PROBLEM TO WORK ON: Only a number is wanted here: the number of lines of the data that include "JSON".

DATA EXTRACT:
::::::::::

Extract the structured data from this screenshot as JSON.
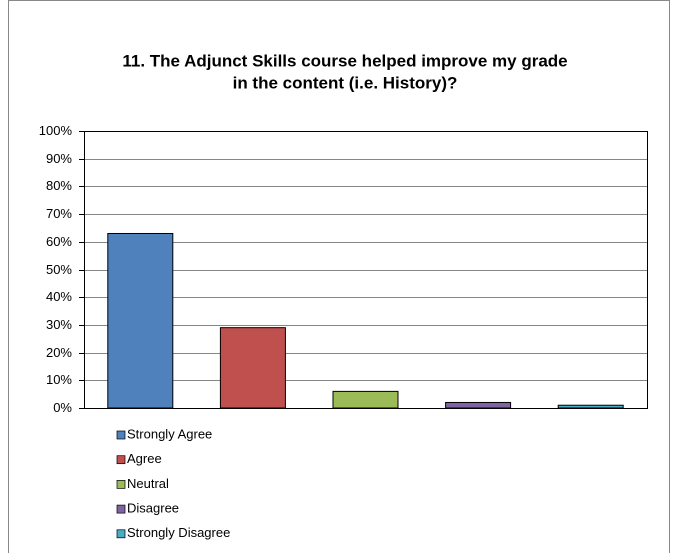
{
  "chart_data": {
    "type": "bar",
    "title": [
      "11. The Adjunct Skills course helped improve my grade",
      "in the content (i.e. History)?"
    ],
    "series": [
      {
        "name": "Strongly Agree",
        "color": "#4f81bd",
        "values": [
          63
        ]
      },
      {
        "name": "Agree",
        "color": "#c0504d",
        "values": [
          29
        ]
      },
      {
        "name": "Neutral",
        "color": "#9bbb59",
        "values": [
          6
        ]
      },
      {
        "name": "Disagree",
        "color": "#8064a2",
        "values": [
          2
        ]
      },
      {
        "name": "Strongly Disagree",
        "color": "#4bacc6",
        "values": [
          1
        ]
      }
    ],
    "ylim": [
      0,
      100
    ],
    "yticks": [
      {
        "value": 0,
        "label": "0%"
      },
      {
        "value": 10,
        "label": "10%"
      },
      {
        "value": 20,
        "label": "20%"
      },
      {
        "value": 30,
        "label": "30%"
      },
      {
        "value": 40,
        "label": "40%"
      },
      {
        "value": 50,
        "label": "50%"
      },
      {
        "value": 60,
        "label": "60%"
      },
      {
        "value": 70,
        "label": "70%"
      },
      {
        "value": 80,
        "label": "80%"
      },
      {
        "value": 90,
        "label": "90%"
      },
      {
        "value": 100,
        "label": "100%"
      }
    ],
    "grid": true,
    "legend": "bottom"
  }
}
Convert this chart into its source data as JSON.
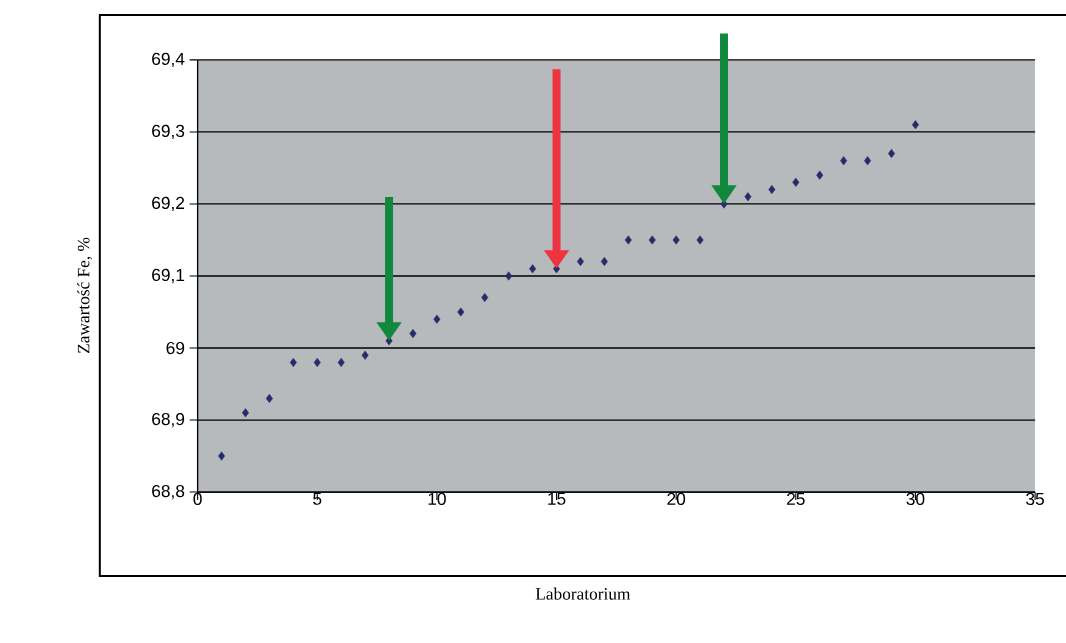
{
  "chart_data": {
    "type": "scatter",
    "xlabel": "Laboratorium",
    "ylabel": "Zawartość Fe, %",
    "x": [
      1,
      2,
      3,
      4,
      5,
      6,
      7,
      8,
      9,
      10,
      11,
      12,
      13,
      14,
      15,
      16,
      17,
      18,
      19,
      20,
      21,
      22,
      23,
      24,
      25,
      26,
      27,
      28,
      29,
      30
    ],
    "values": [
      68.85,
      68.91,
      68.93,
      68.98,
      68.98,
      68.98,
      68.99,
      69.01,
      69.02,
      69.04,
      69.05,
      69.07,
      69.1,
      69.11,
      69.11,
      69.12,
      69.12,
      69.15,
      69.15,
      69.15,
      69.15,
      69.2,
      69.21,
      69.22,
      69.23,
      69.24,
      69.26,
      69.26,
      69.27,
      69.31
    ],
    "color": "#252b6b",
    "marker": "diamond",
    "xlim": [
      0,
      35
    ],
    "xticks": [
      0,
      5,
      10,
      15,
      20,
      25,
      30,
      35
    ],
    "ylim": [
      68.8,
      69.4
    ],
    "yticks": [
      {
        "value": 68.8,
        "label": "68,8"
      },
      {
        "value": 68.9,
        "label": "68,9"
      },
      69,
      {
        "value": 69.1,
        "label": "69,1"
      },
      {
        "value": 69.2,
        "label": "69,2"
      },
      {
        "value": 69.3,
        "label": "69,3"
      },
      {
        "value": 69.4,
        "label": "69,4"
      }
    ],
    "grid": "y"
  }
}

::::::::::

EXPECTED ANSWER: 2